- [Requirement]: Your reproduction of the entries should be exact and should contain no pictures.

- [Source material]:
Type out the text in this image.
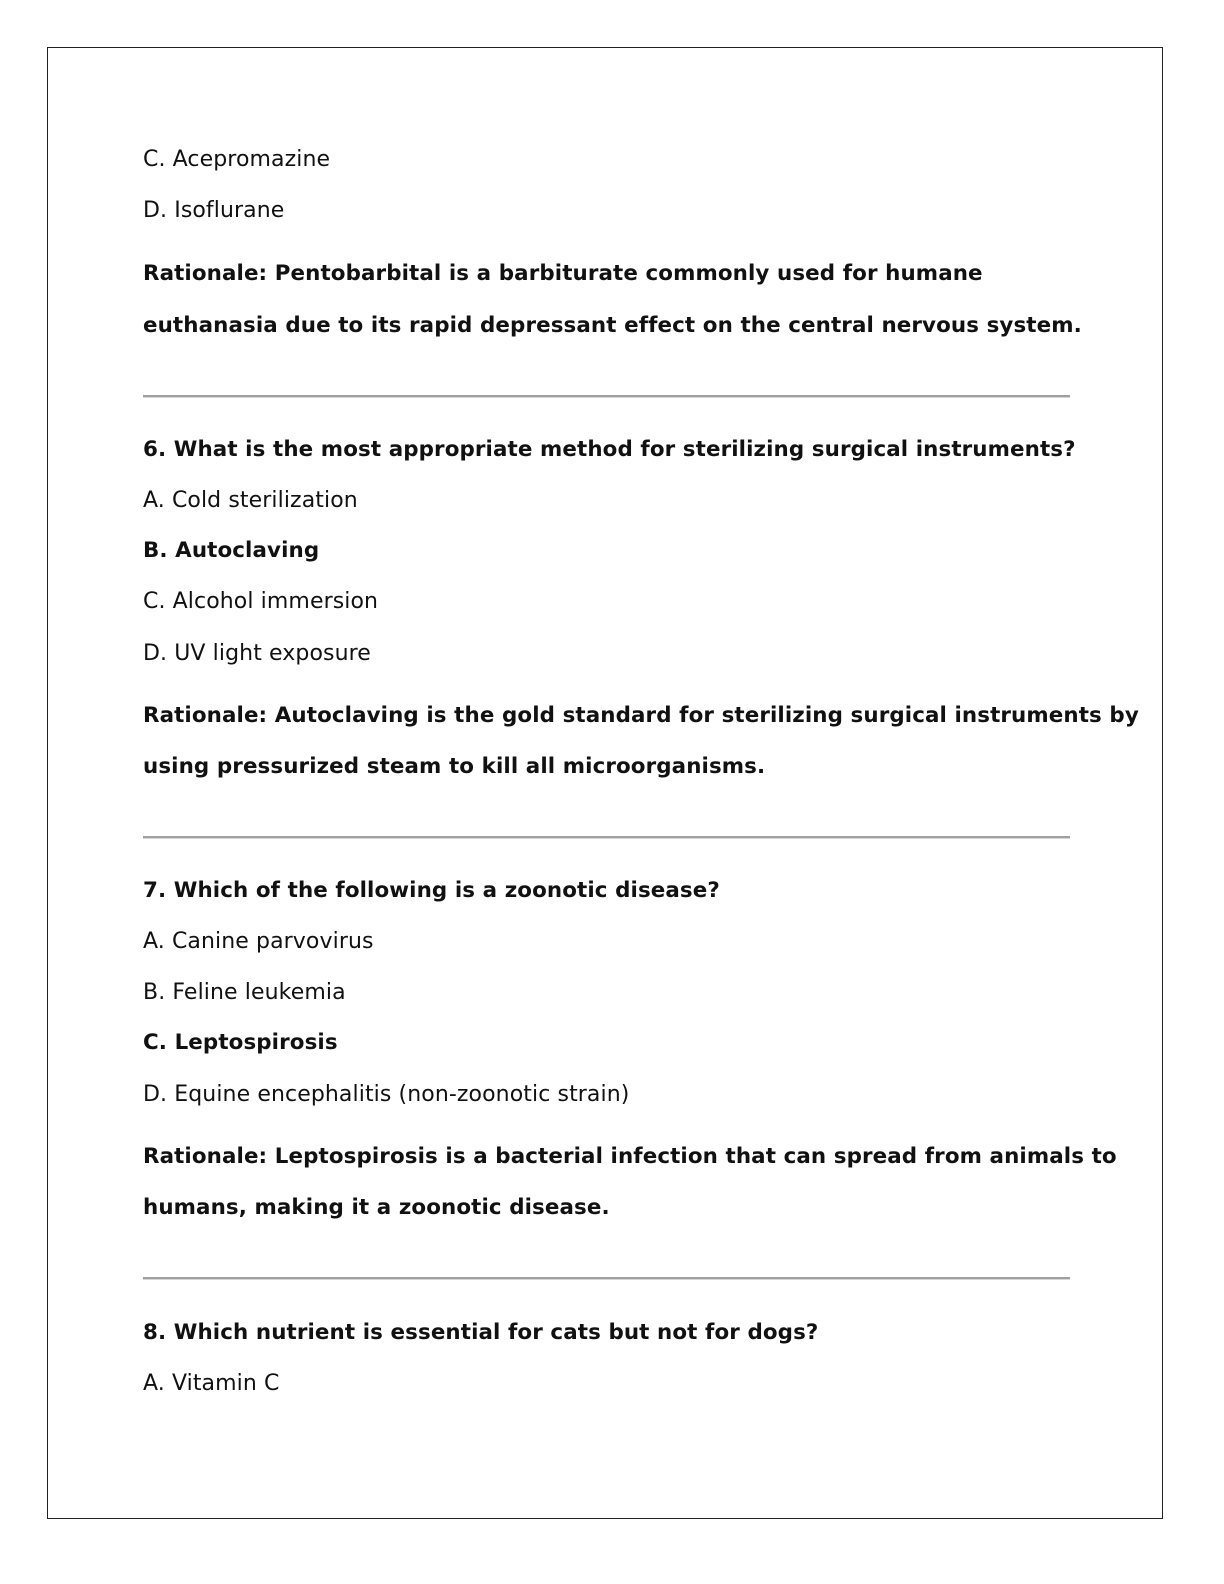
C. Acepromazine
D. Isoflurane
Rationale: Pentobarbital is a barbiturate commonly used for humane
euthanasia due to its rapid depressant effect on the central nervous system.
6. What is the most appropriate method for sterilizing surgical instruments?
A. Cold sterilization
B. Autoclaving
C. Alcohol immersion
D. UV light exposure
Rationale: Autoclaving is the gold standard for sterilizing surgical instruments by
using pressurized steam to kill all microorganisms.
7. Which of the following is a zoonotic disease?
A. Canine parvovirus
B. Feline leukemia
C. Leptospirosis
D. Equine encephalitis (non-zoonotic strain)
Rationale: Leptospirosis is a bacterial infection that can spread from animals to
humans, making it a zoonotic disease.
8. Which nutrient is essential for cats but not for dogs?
A. Vitamin C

- [Exercise answer]:
Type out the text in this image.
C. Acepromazine
D. Isoflurane
Rationale: Pentobarbital is a barbiturate commonly used for humane
euthanasia due to its rapid depressant effect on the central nervous system.
6. What is the most appropriate method for sterilizing surgical instruments?
A. Cold sterilization
B. Autoclaving
C. Alcohol immersion
D. UV light exposure
Rationale: Autoclaving is the gold standard for sterilizing surgical instruments by
using pressurized steam to kill all microorganisms.
7. Which of the following is a zoonotic disease?
A. Canine parvovirus
B. Feline leukemia
C. Leptospirosis
D. Equine encephalitis (non-zoonotic strain)
Rationale: Leptospirosis is a bacterial infection that can spread from animals to
humans, making it a zoonotic disease.
8. Which nutrient is essential for cats but not for dogs?
A. Vitamin C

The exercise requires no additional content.